:: Exercise brief ::
Write every record out again exactly as given.

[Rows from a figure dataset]

— Start —

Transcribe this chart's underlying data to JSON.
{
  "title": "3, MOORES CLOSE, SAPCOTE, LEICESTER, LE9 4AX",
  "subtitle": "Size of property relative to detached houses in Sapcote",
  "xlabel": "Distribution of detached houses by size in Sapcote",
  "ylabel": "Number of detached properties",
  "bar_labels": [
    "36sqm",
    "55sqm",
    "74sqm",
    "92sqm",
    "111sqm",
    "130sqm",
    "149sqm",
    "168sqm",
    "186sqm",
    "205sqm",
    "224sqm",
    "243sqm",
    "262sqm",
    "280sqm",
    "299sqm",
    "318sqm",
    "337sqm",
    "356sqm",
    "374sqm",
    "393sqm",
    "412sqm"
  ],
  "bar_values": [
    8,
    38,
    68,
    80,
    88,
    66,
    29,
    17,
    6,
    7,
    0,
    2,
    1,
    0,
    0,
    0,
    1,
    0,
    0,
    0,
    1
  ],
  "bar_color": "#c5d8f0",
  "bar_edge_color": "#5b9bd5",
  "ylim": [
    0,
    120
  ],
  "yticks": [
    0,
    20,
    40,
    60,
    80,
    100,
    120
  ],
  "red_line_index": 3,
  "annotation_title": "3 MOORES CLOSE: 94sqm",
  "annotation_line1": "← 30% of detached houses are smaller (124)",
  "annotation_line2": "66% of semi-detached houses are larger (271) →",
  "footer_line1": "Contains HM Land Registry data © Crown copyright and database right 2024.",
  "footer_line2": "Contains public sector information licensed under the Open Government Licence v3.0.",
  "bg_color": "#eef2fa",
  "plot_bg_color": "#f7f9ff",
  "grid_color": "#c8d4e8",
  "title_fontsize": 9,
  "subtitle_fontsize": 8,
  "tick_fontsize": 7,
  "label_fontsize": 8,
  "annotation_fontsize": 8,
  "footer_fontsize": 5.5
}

— End —

:: Answer for this exercise ::
Transcribe this chart's underlying data to JSON.
{
  "title": "3, MOORES CLOSE, SAPCOTE, LEICESTER, LE9 4AX",
  "subtitle": "Size of property relative to detached houses in Sapcote",
  "xlabel": "Distribution of detached houses by size in Sapcote",
  "ylabel": "Number of detached properties",
  "bar_labels": [
    "36sqm",
    "55sqm",
    "74sqm",
    "92sqm",
    "111sqm",
    "130sqm",
    "149sqm",
    "168sqm",
    "186sqm",
    "205sqm",
    "224sqm",
    "243sqm",
    "262sqm",
    "280sqm",
    "299sqm",
    "318sqm",
    "337sqm",
    "356sqm",
    "374sqm",
    "393sqm",
    "412sqm"
  ],
  "bar_values": [
    8,
    38,
    68,
    80,
    88,
    66,
    29,
    17,
    6,
    7,
    0,
    2,
    1,
    0,
    0,
    0,
    1,
    0,
    0,
    0,
    1
  ],
  "bar_color": "#c5d8f0",
  "bar_edge_color": "#5b9bd5",
  "ylim": [
    0,
    120
  ],
  "yticks": [
    0,
    20,
    40,
    60,
    80,
    100,
    120
  ],
  "red_line_index": 3,
  "annotation_title": "3 MOORES CLOSE: 94sqm",
  "annotation_line1": "← 30% of detached houses are smaller (124)",
  "annotation_line2": "66% of semi-detached houses are larger (271) →",
  "footer_line1": "Contains HM Land Registry data © Crown copyright and database right 2024.",
  "footer_line2": "Contains public sector information licensed under the Open Government Licence v3.0.",
  "bg_color": "#eef2fa",
  "plot_bg_color": "#f7f9ff",
  "grid_color": "#c8d4e8",
  "title_fontsize": 9,
  "subtitle_fontsize": 8,
  "tick_fontsize": 7,
  "label_fontsize": 8,
  "annotation_fontsize": 8,
  "footer_fontsize": 5.5
}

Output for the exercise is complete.